:: PROBLEM ::
Return the listing below unchanged, minus its pictures.

[Collected data entries]
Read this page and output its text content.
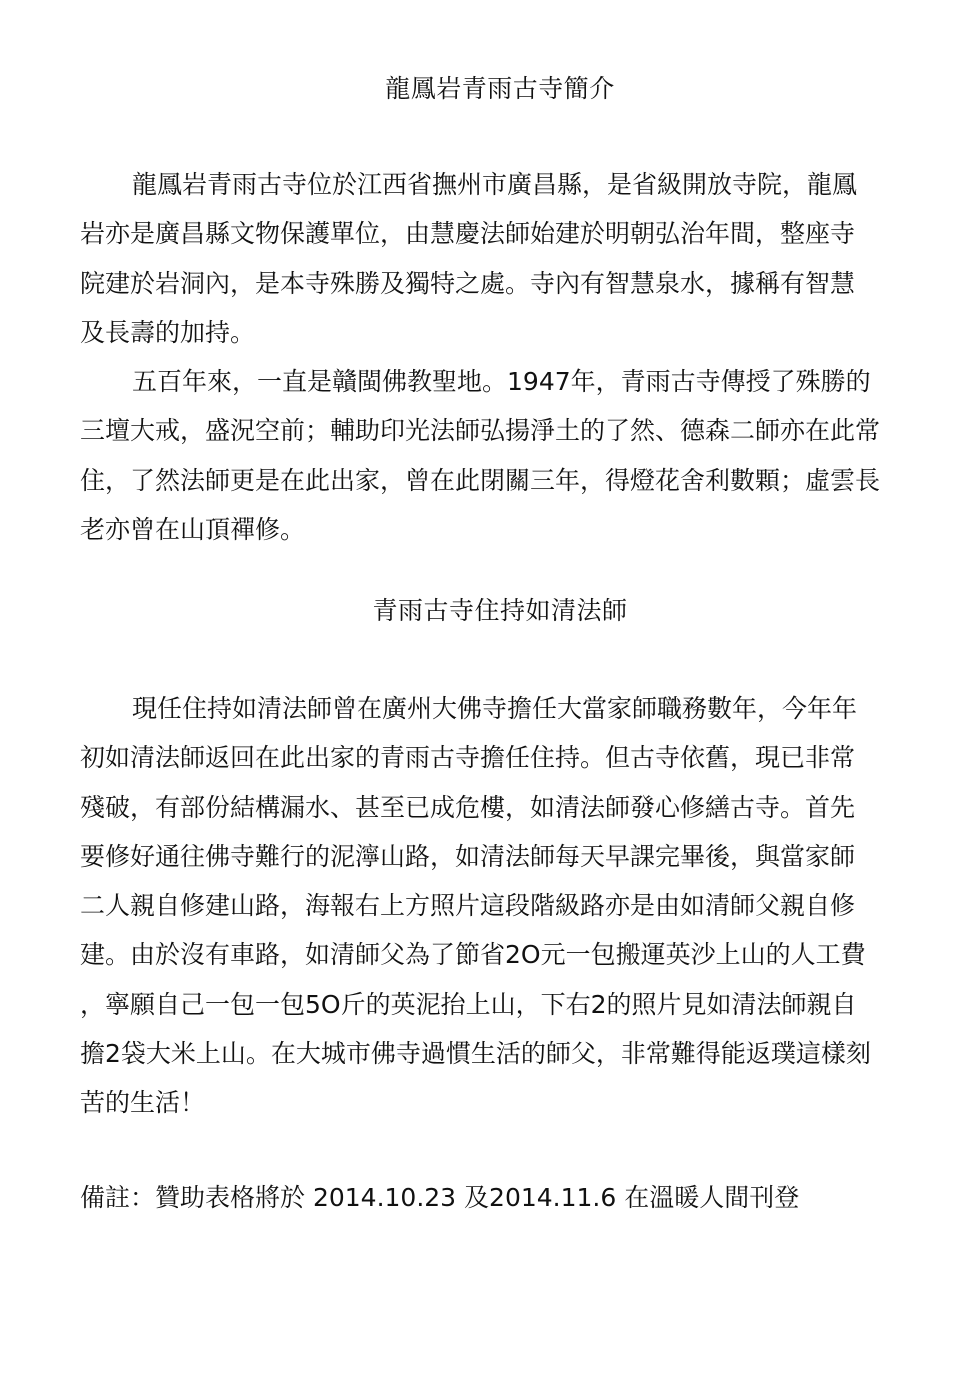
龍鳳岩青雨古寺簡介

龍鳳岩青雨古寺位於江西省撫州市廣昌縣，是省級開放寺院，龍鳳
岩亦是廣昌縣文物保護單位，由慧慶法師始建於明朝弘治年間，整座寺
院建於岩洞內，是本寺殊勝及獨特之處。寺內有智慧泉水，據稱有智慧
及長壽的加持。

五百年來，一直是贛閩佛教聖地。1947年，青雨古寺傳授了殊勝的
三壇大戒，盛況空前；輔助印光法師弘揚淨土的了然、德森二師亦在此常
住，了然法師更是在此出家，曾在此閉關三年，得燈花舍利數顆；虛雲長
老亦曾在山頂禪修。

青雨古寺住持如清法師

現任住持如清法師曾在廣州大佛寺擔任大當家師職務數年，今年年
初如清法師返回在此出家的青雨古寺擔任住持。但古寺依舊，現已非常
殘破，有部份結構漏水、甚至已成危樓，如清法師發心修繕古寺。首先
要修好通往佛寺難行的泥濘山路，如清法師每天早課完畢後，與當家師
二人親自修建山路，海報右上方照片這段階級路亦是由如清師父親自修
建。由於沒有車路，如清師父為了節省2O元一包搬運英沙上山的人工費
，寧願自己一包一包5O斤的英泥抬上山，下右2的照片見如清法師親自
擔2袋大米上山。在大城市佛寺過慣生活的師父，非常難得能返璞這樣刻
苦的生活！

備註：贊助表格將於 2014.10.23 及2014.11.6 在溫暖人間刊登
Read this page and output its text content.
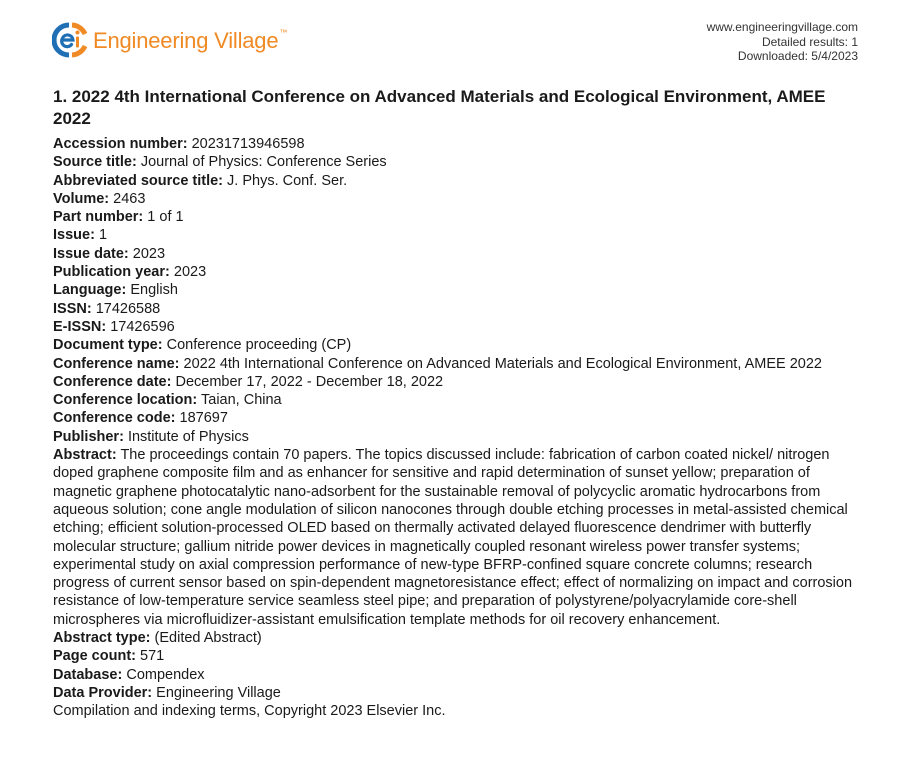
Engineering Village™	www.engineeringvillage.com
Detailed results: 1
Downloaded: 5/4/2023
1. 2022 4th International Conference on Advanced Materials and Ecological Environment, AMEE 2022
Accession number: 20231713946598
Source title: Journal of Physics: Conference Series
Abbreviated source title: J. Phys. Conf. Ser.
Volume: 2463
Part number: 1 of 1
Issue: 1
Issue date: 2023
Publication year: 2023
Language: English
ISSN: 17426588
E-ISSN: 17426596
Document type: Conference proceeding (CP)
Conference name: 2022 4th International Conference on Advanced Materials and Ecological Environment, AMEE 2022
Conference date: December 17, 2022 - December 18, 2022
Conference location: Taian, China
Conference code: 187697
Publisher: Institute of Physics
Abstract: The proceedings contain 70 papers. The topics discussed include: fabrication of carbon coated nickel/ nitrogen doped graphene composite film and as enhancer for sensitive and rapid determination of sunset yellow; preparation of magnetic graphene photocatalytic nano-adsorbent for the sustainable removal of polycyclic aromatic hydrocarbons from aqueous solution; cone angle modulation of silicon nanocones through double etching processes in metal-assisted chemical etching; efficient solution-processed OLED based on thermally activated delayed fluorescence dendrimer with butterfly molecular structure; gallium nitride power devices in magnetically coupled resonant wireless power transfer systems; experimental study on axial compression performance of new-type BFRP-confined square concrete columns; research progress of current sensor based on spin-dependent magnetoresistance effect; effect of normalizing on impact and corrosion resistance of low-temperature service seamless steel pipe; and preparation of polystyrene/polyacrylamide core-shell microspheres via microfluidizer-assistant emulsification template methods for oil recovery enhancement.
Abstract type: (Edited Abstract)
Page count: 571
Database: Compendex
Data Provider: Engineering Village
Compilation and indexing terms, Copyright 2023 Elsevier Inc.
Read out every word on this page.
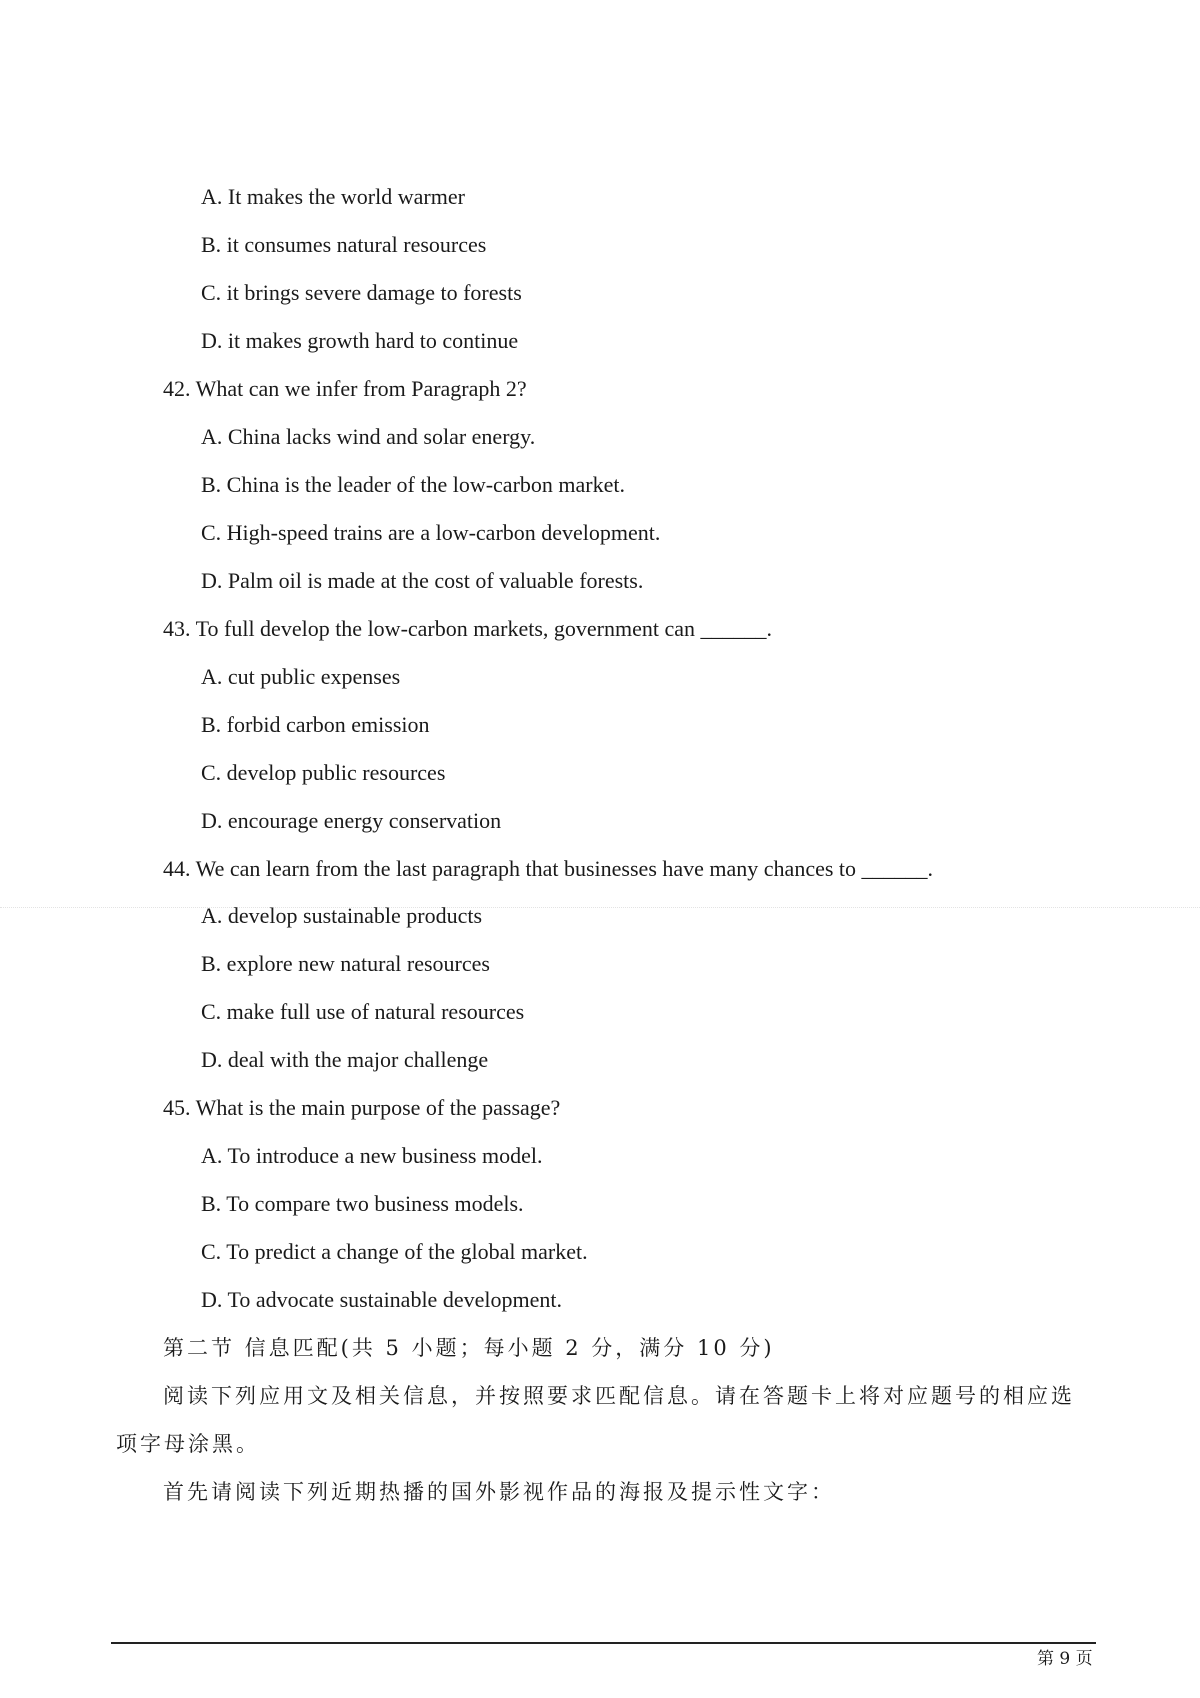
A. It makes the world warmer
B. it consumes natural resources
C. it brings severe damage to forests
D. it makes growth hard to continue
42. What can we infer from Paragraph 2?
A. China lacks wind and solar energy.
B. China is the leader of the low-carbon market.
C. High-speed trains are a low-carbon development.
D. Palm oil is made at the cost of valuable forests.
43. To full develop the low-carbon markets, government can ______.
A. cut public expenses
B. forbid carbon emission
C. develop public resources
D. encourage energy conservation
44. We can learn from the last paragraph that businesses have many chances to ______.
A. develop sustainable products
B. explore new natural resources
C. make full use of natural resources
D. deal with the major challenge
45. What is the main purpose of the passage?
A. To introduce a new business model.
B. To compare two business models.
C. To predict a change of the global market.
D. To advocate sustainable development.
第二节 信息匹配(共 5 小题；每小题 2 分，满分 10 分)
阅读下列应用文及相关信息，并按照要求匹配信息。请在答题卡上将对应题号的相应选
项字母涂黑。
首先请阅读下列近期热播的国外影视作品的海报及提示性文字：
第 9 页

:: RESPONSE TO THE EXERCISE ::
Read this page and output its text content.
龍鳳岩青雨古寺簡介

龍鳳岩青雨古寺位於江西省撫州市廣昌縣，是省級開放寺院，龍鳳
岩亦是廣昌縣文物保護單位，由慧慶法師始建於明朝弘治年間，整座寺
院建於岩洞內，是本寺殊勝及獨特之處。寺內有智慧泉水，據稱有智慧
及長壽的加持。

五百年來，一直是贛閩佛教聖地。1947年，青雨古寺傳授了殊勝的
三壇大戒，盛況空前；輔助印光法師弘揚淨土的了然、德森二師亦在此常
住，了然法師更是在此出家，曾在此閉關三年，得燈花舍利數顆；虛雲長
老亦曾在山頂禪修。

青雨古寺住持如清法師

現任住持如清法師曾在廣州大佛寺擔任大當家師職務數年，今年年
初如清法師返回在此出家的青雨古寺擔任住持。但古寺依舊，現已非常
殘破，有部份結構漏水、甚至已成危樓，如清法師發心修繕古寺。首先
要修好通往佛寺難行的泥濘山路，如清法師每天早課完畢後，與當家師
二人親自修建山路，海報右上方照片這段階級路亦是由如清師父親自修
建。由於沒有車路，如清師父為了節省2O元一包搬運英沙上山的人工費
，寧願自己一包一包5O斤的英泥抬上山，下右2的照片見如清法師親自
擔2袋大米上山。在大城市佛寺過慣生活的師父，非常難得能返璞這樣刻
苦的生活！

備註：贊助表格將於 2014.10.23 及2014.11.6 在溫暖人間刊登
Read this page and output its text content.
Engineering Village™	www.engineeringvillage.com
Detailed results: 1
Downloaded: 5/4/2023
1. 2022 4th International Conference on Advanced Materials and Ecological Environment, AMEE 2022
Accession number: 20231713946598
Source title: Journal of Physics: Conference Series
Abbreviated source title: J. Phys. Conf. Ser.
Volume: 2463
Part number: 1 of 1
Issue: 1
Issue date: 2023
Publication year: 2023
Language: English
ISSN: 17426588
E-ISSN: 17426596
Document type: Conference proceeding (CP)
Conference name: 2022 4th International Conference on Advanced Materials and Ecological Environment, AMEE 2022
Conference date: December 17, 2022 - December 18, 2022
Conference location: Taian, China
Conference code: 187697
Publisher: Institute of Physics
Abstract: The proceedings contain 70 papers. The topics discussed include: fabrication of carbon coated nickel/ nitrogen doped graphene composite film and as enhancer for sensitive and rapid determination of sunset yellow; preparation of magnetic graphene photocatalytic nano-adsorbent for the sustainable removal of polycyclic aromatic hydrocarbons from aqueous solution; cone angle modulation of silicon nanocones through double etching processes in metal-assisted chemical etching; efficient solution-processed OLED based on thermally activated delayed fluorescence dendrimer with butterfly molecular structure; gallium nitride power devices in magnetically coupled resonant wireless power transfer systems; experimental study on axial compression performance of new-type BFRP-confined square concrete columns; research progress of current sensor based on spin-dependent magnetoresistance effect; effect of normalizing on impact and corrosion resistance of low-temperature service seamless steel pipe; and preparation of polystyrene/polyacrylamide core-shell microspheres via microfluidizer-assistant emulsification template methods for oil recovery enhancement.
Abstract type: (Edited Abstract)
Page count: 571
Database: Compendex
Data Provider: Engineering Village
Compilation and indexing terms, Copyright 2023 Elsevier Inc.
Read out every word on this page.
A. It makes the world warmer
B. it consumes natural resources
C. it brings severe damage to forests
D. it makes growth hard to continue
42. What can we infer from Paragraph 2?
A. China lacks wind and solar energy.
B. China is the leader of the low-carbon market.
C. High-speed trains are a low-carbon development.
D. Palm oil is made at the cost of valuable forests.
43. To full develop the low-carbon markets, government can ______.
A. cut public expenses
B. forbid carbon emission
C. develop public resources
D. encourage energy conservation
44. We can learn from the last paragraph that businesses have many chances to ______.
A. develop sustainable products
B. explore new natural resources
C. make full use of natural resources
D. deal with the major challenge
45. What is the main purpose of the passage?
A. To introduce a new business model.
B. To compare two business models.
C. To predict a change of the global market.
D. To advocate sustainable development.
第二节 信息匹配(共 5 小题；每小题 2 分，满分 10 分)
阅读下列应用文及相关信息，并按照要求匹配信息。请在答题卡上将对应题号的相应选
项字母涂黑。
首先请阅读下列近期热播的国外影视作品的海报及提示性文字：
第 9 页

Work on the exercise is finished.